*WHAT THE EXERCISE ASKS*: Going through the material below, please gather all lines with the word "percent" in them.

Figure collection entries
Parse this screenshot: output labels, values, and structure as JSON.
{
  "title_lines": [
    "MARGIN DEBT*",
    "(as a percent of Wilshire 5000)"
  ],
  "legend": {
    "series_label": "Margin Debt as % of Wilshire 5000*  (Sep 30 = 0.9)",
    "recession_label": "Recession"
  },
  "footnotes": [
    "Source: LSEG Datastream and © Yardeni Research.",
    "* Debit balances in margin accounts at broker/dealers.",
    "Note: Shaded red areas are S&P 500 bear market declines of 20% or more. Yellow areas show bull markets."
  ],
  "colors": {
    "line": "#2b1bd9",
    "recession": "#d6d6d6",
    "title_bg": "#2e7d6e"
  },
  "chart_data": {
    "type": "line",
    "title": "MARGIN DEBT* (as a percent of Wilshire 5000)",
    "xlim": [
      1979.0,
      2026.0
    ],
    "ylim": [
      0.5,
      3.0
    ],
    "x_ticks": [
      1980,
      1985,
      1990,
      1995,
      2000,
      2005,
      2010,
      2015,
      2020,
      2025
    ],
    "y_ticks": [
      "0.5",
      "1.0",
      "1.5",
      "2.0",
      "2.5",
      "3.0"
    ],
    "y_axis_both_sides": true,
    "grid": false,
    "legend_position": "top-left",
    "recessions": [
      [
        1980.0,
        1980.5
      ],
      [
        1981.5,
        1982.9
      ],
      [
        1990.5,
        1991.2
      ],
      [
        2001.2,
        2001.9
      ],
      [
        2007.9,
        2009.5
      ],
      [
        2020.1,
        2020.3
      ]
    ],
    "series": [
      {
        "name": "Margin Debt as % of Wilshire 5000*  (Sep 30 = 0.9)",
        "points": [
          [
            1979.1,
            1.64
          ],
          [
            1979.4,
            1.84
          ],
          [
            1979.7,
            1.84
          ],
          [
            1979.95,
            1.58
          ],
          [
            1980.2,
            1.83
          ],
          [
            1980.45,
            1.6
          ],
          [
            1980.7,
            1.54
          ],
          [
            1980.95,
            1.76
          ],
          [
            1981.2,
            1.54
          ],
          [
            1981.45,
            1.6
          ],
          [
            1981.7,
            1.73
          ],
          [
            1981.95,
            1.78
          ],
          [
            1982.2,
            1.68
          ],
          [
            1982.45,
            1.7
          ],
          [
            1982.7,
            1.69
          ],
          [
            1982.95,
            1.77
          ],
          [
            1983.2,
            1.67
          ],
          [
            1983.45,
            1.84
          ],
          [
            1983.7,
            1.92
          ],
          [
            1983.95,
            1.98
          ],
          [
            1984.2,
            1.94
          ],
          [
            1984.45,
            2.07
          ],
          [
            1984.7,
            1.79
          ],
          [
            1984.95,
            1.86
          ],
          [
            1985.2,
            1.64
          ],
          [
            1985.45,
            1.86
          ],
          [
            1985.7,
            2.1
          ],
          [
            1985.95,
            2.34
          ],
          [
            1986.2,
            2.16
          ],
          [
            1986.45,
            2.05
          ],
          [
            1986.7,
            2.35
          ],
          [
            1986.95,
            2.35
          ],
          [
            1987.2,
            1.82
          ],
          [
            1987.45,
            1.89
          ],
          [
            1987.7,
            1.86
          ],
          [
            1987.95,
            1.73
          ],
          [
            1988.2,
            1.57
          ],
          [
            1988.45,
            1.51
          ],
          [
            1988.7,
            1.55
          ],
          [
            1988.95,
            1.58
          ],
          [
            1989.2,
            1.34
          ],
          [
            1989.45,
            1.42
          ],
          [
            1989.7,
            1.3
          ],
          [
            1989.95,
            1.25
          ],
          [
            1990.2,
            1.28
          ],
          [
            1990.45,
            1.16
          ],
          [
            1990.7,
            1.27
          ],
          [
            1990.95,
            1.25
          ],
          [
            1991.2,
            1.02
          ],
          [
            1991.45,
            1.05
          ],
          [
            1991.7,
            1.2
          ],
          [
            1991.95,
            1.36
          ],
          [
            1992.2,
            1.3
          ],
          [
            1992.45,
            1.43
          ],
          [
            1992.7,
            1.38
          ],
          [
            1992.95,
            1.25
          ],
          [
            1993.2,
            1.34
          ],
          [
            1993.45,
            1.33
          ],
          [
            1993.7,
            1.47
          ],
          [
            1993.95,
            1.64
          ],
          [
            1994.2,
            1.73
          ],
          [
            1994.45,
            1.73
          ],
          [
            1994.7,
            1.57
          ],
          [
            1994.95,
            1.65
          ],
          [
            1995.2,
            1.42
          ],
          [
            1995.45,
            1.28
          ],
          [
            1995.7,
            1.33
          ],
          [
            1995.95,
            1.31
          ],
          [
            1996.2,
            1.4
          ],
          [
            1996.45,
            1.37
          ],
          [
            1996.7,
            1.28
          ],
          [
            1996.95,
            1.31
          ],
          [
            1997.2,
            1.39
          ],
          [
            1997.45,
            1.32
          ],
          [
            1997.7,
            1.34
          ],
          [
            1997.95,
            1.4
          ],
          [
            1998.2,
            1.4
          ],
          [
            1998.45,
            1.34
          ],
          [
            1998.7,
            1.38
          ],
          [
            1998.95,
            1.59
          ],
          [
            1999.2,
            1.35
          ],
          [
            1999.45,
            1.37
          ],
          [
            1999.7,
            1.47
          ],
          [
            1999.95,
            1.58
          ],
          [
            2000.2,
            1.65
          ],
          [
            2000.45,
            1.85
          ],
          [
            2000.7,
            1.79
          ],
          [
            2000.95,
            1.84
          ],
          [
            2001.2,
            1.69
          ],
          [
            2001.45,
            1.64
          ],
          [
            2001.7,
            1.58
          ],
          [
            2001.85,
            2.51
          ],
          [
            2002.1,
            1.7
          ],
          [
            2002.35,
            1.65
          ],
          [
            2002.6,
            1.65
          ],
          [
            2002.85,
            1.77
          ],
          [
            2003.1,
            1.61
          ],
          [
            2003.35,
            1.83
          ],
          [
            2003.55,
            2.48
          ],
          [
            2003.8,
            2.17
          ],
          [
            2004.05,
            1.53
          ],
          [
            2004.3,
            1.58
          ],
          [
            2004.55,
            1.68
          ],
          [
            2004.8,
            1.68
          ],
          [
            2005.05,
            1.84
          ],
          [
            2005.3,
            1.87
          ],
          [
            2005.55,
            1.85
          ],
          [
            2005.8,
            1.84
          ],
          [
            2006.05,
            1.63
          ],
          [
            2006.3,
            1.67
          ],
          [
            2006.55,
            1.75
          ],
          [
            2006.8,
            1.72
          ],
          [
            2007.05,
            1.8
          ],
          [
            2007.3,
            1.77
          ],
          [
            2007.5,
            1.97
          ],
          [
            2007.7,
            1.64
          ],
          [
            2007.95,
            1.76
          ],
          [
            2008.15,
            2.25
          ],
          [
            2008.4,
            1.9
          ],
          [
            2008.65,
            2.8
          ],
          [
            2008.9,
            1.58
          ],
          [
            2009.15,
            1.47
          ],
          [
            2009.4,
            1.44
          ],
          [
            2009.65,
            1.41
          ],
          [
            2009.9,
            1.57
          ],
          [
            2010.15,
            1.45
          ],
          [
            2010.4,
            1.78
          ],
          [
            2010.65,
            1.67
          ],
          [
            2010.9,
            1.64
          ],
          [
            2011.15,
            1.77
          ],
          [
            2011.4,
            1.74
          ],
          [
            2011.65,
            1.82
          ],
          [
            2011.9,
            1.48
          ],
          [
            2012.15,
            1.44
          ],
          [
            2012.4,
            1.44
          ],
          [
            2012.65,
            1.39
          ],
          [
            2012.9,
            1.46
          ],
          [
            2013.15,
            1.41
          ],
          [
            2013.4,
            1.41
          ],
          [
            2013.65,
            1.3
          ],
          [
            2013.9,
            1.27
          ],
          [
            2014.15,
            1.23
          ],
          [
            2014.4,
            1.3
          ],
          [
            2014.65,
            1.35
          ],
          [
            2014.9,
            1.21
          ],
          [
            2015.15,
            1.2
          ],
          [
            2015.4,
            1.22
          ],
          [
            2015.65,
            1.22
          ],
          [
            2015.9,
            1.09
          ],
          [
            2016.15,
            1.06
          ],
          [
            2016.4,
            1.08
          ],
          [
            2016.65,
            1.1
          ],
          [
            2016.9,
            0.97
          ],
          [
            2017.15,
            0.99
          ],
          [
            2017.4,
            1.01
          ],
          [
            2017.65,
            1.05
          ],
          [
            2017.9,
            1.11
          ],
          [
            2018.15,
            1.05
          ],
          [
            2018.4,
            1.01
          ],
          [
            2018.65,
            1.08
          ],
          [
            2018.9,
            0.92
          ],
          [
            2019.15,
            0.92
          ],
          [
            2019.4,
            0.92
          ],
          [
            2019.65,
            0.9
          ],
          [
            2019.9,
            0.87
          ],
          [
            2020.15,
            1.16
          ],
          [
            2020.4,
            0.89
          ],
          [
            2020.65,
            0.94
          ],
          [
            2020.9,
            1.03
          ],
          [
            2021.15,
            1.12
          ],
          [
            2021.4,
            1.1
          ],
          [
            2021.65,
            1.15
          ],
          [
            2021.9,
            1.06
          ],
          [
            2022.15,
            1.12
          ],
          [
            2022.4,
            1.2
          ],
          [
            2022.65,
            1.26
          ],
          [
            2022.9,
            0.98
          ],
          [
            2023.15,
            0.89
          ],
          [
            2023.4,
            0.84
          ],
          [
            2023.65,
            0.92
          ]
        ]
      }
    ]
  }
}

*ANSWER*:
    "(as a percent of Wilshire 5000)"
    "title": "MARGIN DEBT* (as a percent of Wilshire 5000)",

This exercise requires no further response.